# Task input start

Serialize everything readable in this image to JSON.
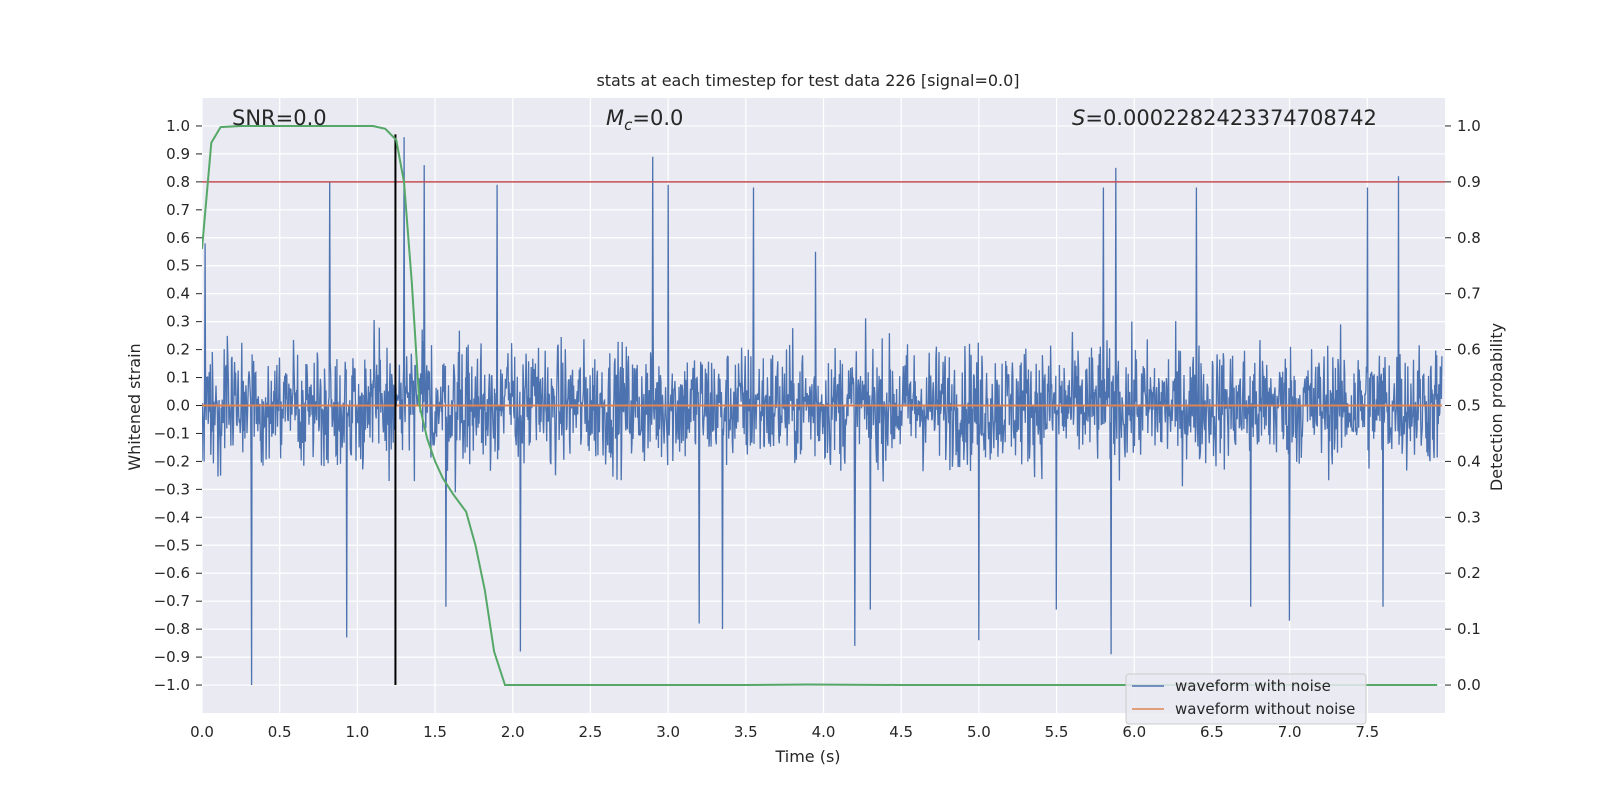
{
  "chart_data": {
    "type": "line",
    "title": "stats at each timestep for test data 226 [signal=0.0]",
    "xlabel": "Time (s)",
    "ylabel": "Whitened strain",
    "y2label": "Detection probability",
    "xlim": [
      0.0,
      8.0
    ],
    "ylim": [
      -1.1,
      1.1
    ],
    "y2lim": [
      -0.05,
      1.05
    ],
    "xticks": [
      "0.0",
      "0.5",
      "1.0",
      "1.5",
      "2.0",
      "2.5",
      "3.0",
      "3.5",
      "4.0",
      "4.5",
      "5.0",
      "5.5",
      "6.0",
      "6.5",
      "7.0",
      "7.5"
    ],
    "xtick_values": [
      0.0,
      0.5,
      1.0,
      1.5,
      2.0,
      2.5,
      3.0,
      3.5,
      4.0,
      4.5,
      5.0,
      5.5,
      6.0,
      6.5,
      7.0,
      7.5
    ],
    "yticks": [
      "1.0",
      "0.9",
      "0.8",
      "0.7",
      "0.6",
      "0.5",
      "0.4",
      "0.3",
      "0.2",
      "0.1",
      "0.0",
      "−0.1",
      "−0.2",
      "−0.3",
      "−0.4",
      "−0.5",
      "−0.6",
      "−0.7",
      "−0.8",
      "−0.9",
      "−1.0"
    ],
    "ytick_values": [
      1.0,
      0.9,
      0.8,
      0.7,
      0.6,
      0.5,
      0.4,
      0.3,
      0.2,
      0.1,
      0.0,
      -0.1,
      -0.2,
      -0.3,
      -0.4,
      -0.5,
      -0.6,
      -0.7,
      -0.8,
      -0.9,
      -1.0
    ],
    "y2ticks": [
      "1.0",
      "0.9",
      "0.8",
      "0.7",
      "0.6",
      "0.5",
      "0.4",
      "0.3",
      "0.2",
      "0.1",
      "0.0"
    ],
    "y2tick_values": [
      1.0,
      0.9,
      0.8,
      0.7,
      0.6,
      0.5,
      0.4,
      0.3,
      0.2,
      0.1,
      0.0
    ],
    "grid": true,
    "legend_position": "lower-right",
    "annotations": {
      "snr": "SNR=0.0",
      "mc_symbol": "M",
      "mc_sub": "c",
      "mc_value": "=0.0",
      "s_symbol": "S",
      "s_value": "=0.0002282423374708742"
    },
    "series": [
      {
        "name": "waveform with noise",
        "color": "#4c72b0",
        "kind": "noise",
        "t_range": [
          0.0,
          7.98
        ],
        "envelope": 0.4,
        "spikes": [
          [
            0.02,
            0.58
          ],
          [
            0.32,
            -1.0
          ],
          [
            0.82,
            0.8
          ],
          [
            0.93,
            -0.83
          ],
          [
            1.3,
            0.96
          ],
          [
            1.43,
            0.86
          ],
          [
            1.57,
            -0.72
          ],
          [
            1.9,
            0.79
          ],
          [
            2.05,
            -0.88
          ],
          [
            2.9,
            0.89
          ],
          [
            3.0,
            0.79
          ],
          [
            3.2,
            -0.78
          ],
          [
            3.35,
            -0.8
          ],
          [
            3.55,
            0.78
          ],
          [
            3.95,
            0.55
          ],
          [
            4.2,
            -0.86
          ],
          [
            4.3,
            -0.73
          ],
          [
            5.0,
            -0.84
          ],
          [
            5.5,
            -0.73
          ],
          [
            5.8,
            0.78
          ],
          [
            5.88,
            0.85
          ],
          [
            5.85,
            -0.89
          ],
          [
            6.4,
            0.78
          ],
          [
            6.75,
            -0.72
          ],
          [
            7.0,
            -0.77
          ],
          [
            7.5,
            0.78
          ],
          [
            7.7,
            0.82
          ],
          [
            7.6,
            -0.72
          ]
        ]
      },
      {
        "name": "waveform without noise",
        "color": "#dd8452",
        "x": [
          0.0,
          7.98
        ],
        "y": [
          0.0,
          0.0
        ]
      },
      {
        "name": "detection probability",
        "color": "#55a868",
        "axis": "right",
        "x": [
          0.0,
          0.06,
          0.12,
          0.25,
          0.5,
          0.75,
          1.0,
          1.1,
          1.18,
          1.25,
          1.3,
          1.35,
          1.4,
          1.45,
          1.5,
          1.55,
          1.62,
          1.7,
          1.76,
          1.82,
          1.88,
          1.95,
          2.5,
          3.0,
          3.5,
          3.9,
          4.5,
          5.0,
          6.0,
          7.0,
          7.95
        ],
        "y": [
          0.78,
          0.97,
          0.998,
          1.0,
          1.0,
          1.0,
          1.0,
          1.0,
          0.995,
          0.975,
          0.9,
          0.72,
          0.5,
          0.44,
          0.4,
          0.37,
          0.34,
          0.31,
          0.25,
          0.17,
          0.06,
          0.0,
          0.0,
          0.0,
          0.0,
          0.001,
          0.0,
          0.0,
          0.0,
          0.0,
          0.0
        ]
      }
    ],
    "reference_lines": [
      {
        "orientation": "horizontal",
        "axis": "right",
        "value": 0.9,
        "color": "#c44e52"
      },
      {
        "orientation": "vertical",
        "value": 1.245,
        "y_from": -1.0,
        "y_to": 0.97,
        "color": "#000000"
      }
    ]
  }
}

# Task input end

- **Exercise**: Above are the records. Copy every line in them holding "name".

- **Task response**:
        "name": "waveform with noise",
        "name": "waveform without noise",
        "name": "detection probability",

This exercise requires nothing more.